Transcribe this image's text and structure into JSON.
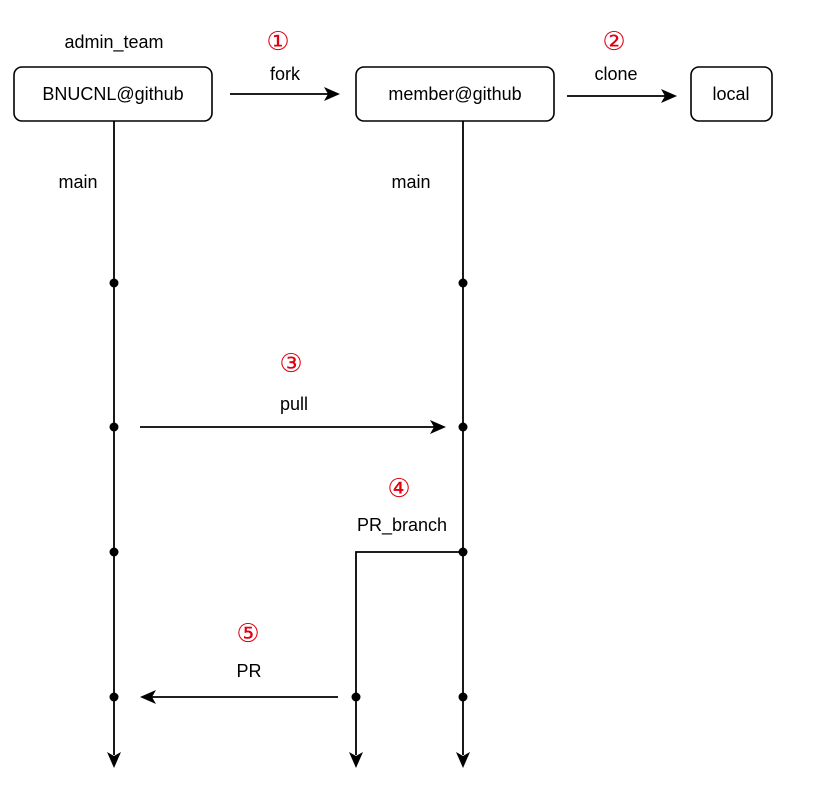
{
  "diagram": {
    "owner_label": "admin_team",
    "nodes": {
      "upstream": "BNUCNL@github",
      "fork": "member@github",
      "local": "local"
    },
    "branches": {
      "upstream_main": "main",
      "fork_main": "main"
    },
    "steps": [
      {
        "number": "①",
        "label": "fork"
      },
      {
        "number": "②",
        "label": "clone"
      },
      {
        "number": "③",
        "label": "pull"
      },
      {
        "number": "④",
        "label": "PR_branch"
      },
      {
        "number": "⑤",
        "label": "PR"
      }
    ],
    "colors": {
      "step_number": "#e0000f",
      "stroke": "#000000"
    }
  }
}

+++

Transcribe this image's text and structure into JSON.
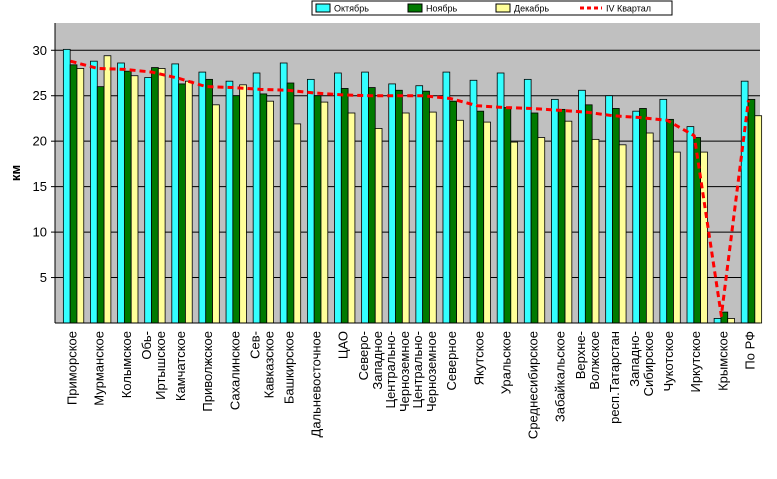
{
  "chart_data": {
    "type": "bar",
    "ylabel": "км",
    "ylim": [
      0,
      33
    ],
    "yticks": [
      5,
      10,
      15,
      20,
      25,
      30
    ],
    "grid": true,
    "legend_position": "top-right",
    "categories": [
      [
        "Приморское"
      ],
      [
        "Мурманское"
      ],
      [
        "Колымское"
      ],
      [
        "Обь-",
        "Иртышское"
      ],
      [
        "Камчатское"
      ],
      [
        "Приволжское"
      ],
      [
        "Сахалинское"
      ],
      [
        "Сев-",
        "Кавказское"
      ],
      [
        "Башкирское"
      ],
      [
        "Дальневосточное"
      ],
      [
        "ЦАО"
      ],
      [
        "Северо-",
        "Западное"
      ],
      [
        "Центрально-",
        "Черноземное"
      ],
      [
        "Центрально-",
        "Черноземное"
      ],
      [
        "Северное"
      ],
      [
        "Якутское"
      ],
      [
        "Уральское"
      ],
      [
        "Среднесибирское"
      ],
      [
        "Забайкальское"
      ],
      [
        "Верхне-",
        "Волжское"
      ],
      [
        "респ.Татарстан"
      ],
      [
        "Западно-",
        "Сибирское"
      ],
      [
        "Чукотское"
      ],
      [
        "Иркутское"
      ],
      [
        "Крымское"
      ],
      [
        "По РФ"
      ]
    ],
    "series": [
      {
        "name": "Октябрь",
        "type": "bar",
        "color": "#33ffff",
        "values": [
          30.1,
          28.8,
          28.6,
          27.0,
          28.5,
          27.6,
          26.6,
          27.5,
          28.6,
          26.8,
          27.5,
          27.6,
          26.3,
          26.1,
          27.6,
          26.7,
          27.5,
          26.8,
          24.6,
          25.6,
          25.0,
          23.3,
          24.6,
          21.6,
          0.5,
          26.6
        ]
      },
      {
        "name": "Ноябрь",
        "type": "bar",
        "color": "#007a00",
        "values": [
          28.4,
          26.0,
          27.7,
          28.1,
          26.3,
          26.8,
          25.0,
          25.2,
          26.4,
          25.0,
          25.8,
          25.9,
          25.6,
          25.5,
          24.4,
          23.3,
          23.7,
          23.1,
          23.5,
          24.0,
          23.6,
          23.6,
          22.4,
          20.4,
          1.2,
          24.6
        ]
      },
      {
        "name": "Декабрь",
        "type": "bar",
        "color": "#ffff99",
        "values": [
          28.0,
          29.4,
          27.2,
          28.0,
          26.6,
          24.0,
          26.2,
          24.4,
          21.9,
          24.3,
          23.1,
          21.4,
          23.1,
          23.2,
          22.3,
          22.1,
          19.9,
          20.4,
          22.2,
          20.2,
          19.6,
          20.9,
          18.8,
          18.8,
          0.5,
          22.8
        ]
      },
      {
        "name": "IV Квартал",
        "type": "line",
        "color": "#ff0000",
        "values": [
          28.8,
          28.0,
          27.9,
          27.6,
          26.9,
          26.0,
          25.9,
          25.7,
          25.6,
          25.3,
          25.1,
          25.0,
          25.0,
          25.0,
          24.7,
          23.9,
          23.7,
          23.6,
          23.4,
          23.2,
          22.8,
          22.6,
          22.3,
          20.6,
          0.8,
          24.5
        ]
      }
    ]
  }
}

+++

→ **EXERCISE BRIEF**: Each line above that holds the string "github" should be copied and shown.

→ **FINAL RESULT**:
      "upstream": "BNUCNL@github",
      "fork": "member@github",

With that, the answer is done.